** start of Data listing **
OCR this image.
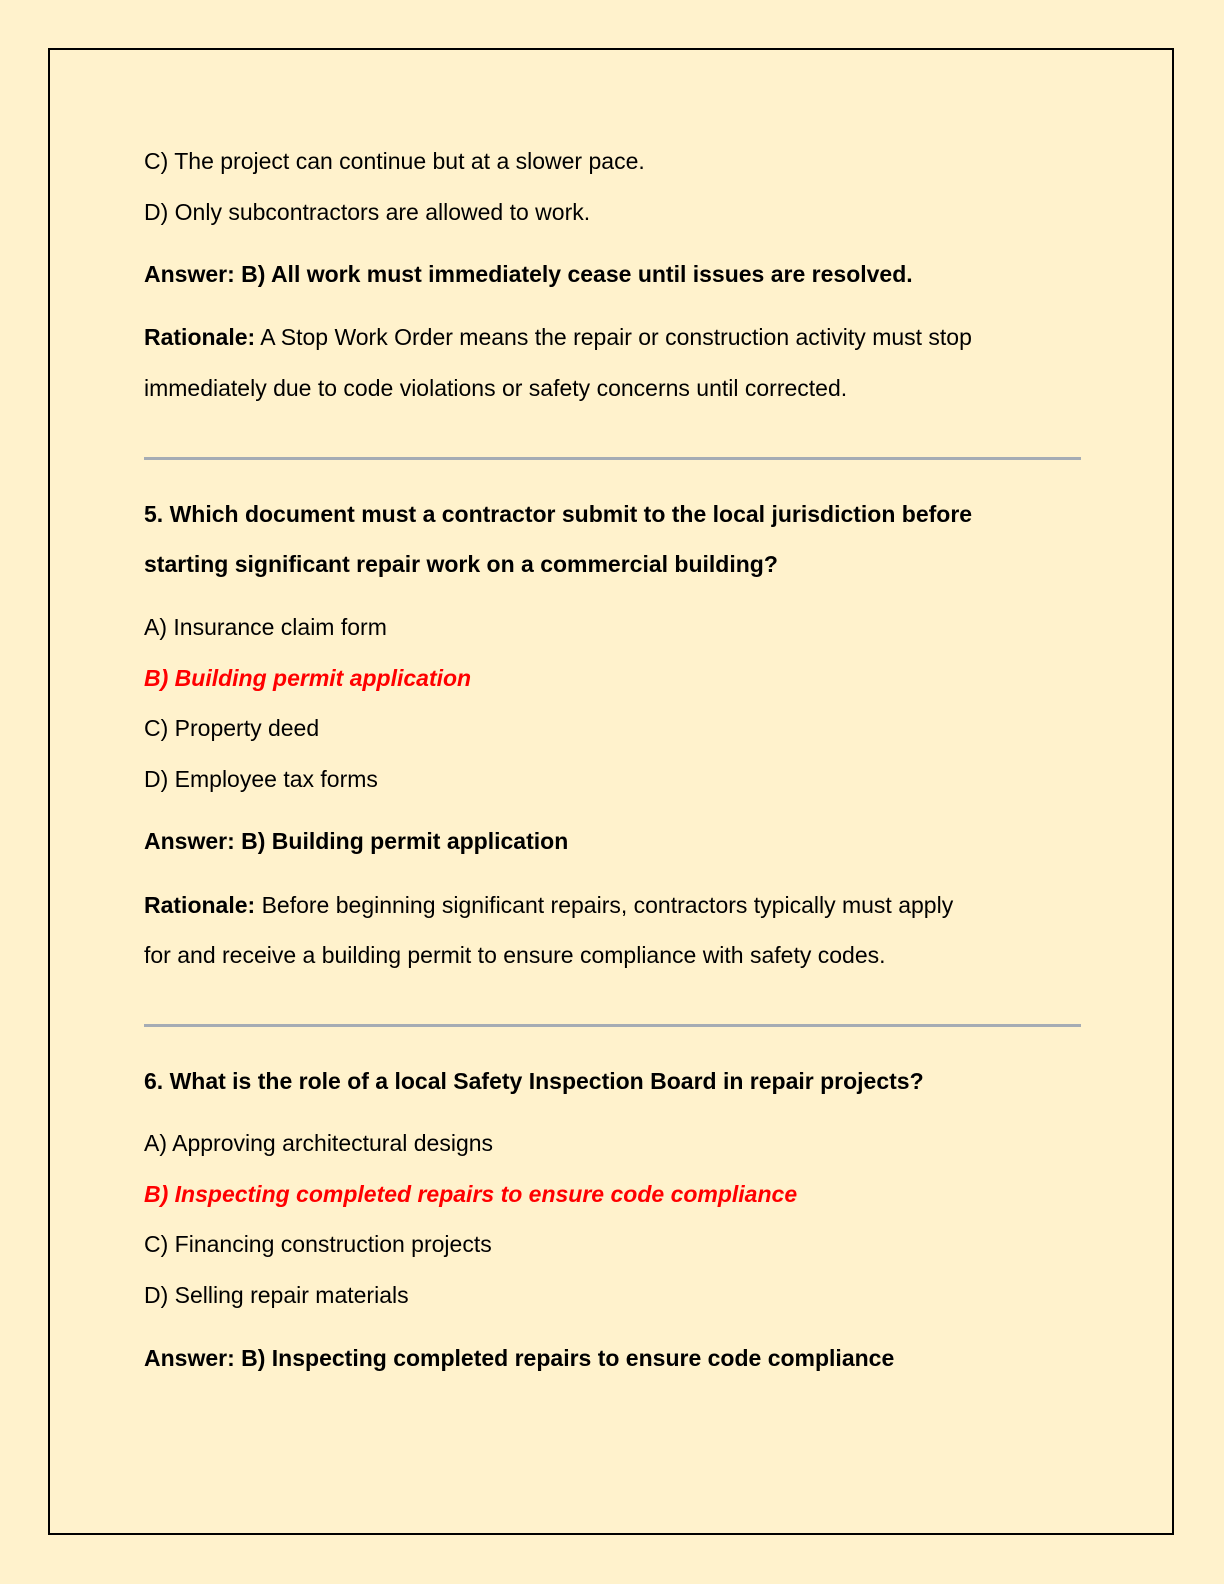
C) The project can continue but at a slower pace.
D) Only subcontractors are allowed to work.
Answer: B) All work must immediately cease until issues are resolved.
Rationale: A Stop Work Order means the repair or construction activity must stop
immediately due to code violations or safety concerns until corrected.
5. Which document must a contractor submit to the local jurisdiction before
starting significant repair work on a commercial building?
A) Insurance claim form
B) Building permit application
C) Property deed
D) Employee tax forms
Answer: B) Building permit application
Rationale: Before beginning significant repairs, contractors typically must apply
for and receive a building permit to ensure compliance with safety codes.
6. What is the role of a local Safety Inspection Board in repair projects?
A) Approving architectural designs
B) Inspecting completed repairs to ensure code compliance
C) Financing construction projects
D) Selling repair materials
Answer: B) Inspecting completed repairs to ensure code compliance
** end of Data listing **
** start of Data listing **
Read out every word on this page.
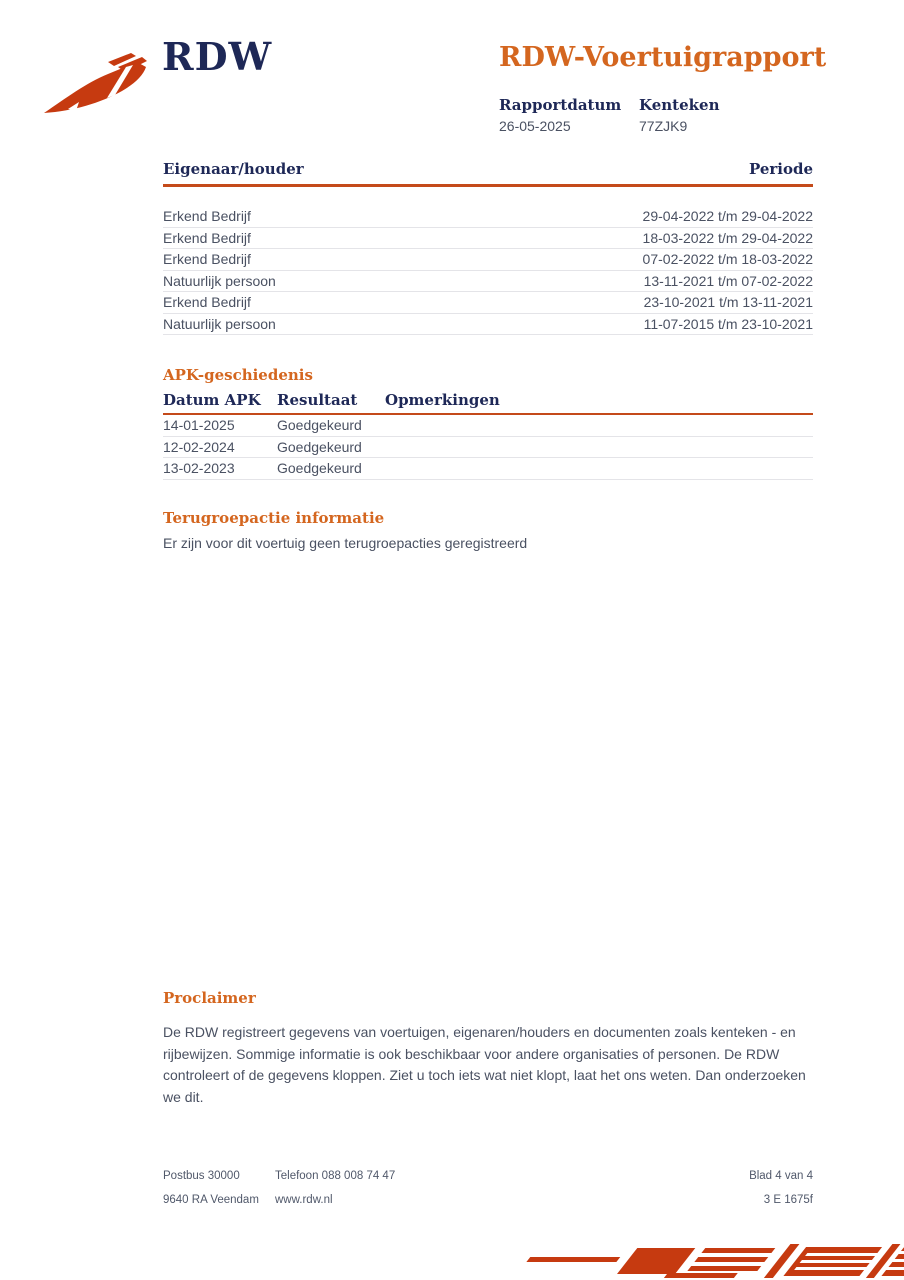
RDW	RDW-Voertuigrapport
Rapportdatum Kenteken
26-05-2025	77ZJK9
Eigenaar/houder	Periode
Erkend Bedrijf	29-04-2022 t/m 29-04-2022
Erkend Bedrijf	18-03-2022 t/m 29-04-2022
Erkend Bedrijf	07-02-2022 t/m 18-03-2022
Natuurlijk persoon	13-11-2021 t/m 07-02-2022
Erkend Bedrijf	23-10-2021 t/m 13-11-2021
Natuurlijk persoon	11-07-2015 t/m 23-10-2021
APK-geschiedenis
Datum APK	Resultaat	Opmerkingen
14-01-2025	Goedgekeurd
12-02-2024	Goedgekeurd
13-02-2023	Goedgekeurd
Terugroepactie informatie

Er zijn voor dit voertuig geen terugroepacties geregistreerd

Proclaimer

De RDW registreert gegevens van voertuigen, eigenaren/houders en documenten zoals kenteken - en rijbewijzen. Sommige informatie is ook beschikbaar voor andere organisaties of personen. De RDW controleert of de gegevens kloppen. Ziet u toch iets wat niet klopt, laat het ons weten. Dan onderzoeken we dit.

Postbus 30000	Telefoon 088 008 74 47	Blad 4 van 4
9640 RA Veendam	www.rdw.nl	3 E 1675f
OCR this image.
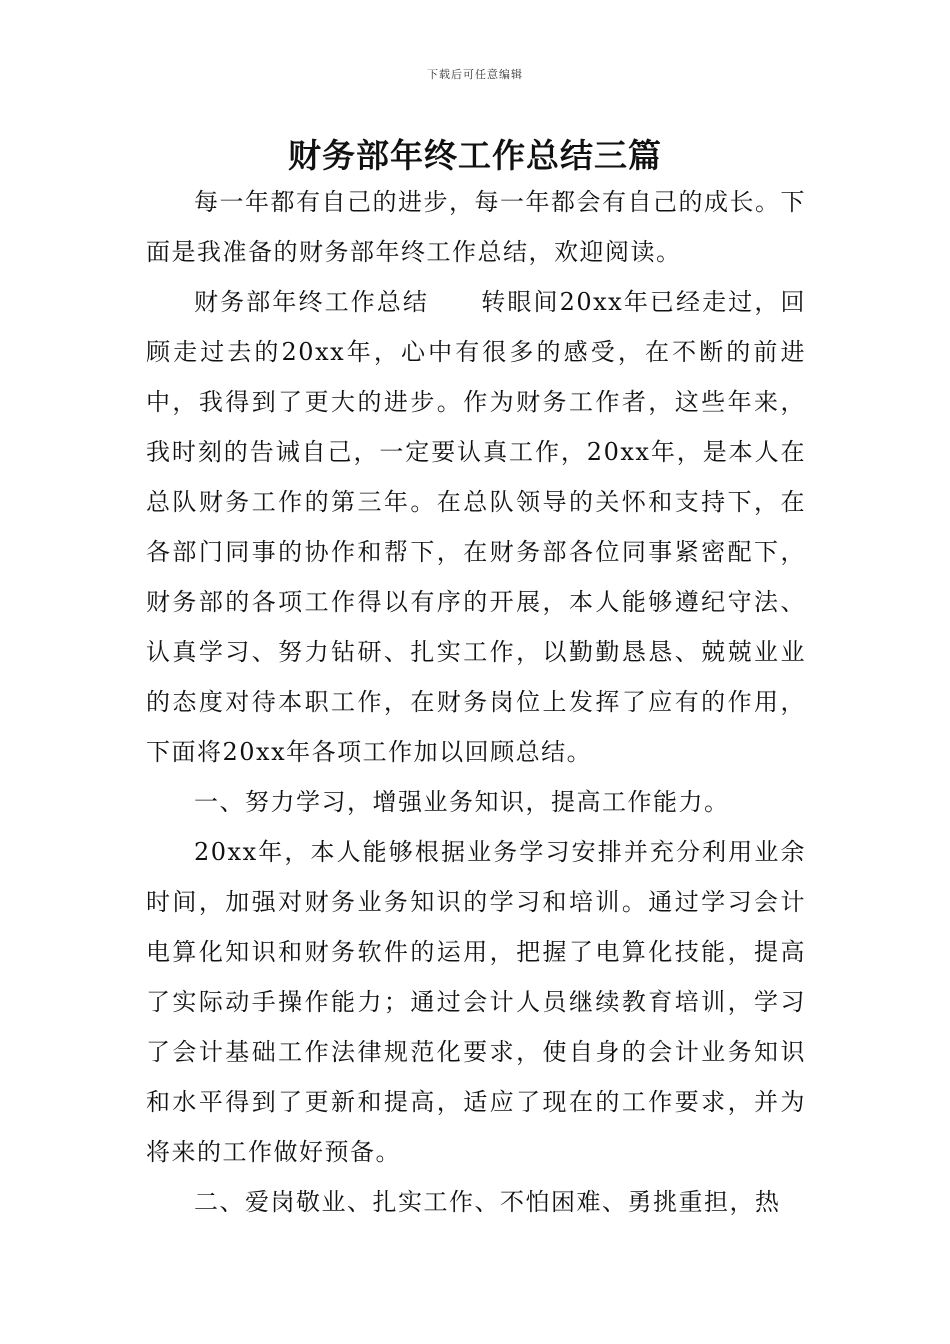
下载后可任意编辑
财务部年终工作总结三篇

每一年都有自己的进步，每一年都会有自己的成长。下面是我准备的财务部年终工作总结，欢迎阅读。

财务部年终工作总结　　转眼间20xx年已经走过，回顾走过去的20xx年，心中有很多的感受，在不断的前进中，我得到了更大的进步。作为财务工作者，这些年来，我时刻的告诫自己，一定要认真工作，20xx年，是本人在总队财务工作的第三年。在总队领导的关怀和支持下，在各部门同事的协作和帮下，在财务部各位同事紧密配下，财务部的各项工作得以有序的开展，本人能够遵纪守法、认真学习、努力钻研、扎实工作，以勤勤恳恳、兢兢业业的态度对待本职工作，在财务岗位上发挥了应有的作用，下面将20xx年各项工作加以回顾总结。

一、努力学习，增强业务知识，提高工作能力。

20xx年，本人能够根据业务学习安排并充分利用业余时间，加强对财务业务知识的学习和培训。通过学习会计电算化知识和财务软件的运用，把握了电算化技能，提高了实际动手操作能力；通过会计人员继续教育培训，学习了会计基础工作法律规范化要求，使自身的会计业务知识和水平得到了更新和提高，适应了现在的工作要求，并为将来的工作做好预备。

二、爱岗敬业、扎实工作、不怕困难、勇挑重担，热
** end of Data listing **
** start of Data listing **
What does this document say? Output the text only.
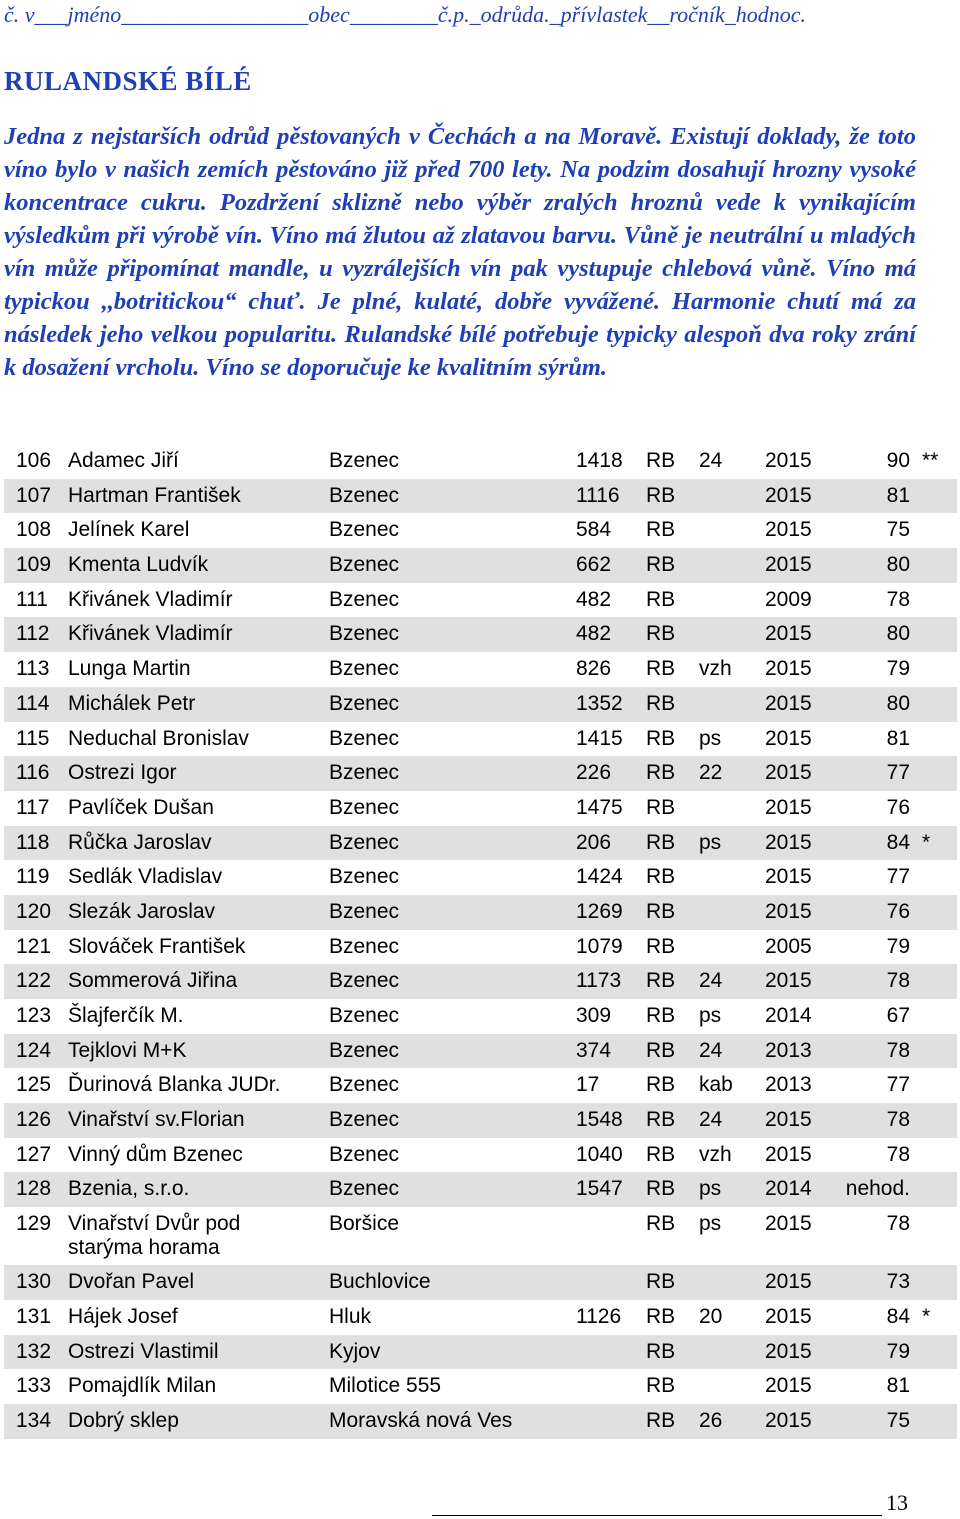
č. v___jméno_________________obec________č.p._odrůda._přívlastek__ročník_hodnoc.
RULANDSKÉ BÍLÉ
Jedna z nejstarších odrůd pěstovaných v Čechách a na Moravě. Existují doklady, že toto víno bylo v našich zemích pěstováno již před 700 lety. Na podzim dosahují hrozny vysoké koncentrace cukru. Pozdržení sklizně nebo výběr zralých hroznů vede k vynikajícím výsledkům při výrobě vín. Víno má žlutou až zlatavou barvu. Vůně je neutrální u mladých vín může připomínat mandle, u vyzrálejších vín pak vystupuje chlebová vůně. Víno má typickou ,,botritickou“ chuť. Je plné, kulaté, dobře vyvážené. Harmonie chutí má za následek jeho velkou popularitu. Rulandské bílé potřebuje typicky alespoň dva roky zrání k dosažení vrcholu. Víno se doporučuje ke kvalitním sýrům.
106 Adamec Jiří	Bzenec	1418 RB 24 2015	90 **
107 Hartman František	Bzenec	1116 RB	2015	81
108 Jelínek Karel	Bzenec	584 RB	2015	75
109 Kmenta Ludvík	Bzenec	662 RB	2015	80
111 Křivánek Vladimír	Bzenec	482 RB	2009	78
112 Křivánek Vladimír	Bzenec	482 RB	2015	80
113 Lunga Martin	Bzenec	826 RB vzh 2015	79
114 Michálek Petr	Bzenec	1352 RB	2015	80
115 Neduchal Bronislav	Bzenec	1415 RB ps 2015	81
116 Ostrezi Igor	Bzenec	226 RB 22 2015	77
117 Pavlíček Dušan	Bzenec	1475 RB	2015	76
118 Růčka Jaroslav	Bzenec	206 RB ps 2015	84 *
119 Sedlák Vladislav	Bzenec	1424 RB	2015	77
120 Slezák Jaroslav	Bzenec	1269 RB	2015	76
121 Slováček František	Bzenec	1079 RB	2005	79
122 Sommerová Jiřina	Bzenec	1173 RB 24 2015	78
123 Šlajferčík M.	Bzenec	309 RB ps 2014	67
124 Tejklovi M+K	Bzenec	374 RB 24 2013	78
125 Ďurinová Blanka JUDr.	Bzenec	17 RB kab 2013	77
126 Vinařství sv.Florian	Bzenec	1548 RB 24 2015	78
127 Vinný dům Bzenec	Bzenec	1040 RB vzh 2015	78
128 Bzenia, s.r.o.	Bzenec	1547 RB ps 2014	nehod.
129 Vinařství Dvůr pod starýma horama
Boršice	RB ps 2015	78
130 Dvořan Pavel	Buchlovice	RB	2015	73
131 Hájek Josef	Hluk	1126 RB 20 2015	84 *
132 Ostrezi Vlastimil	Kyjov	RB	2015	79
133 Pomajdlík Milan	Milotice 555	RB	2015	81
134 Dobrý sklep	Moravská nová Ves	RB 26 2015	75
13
** end of Data listing **
• _Task_:
Find the lines above that contain the word "permit" and collect them.

• _Task answer_:
B) Building permit application
Answer: B) Building permit application
for and receive a building permit to ensure compliance with safety codes.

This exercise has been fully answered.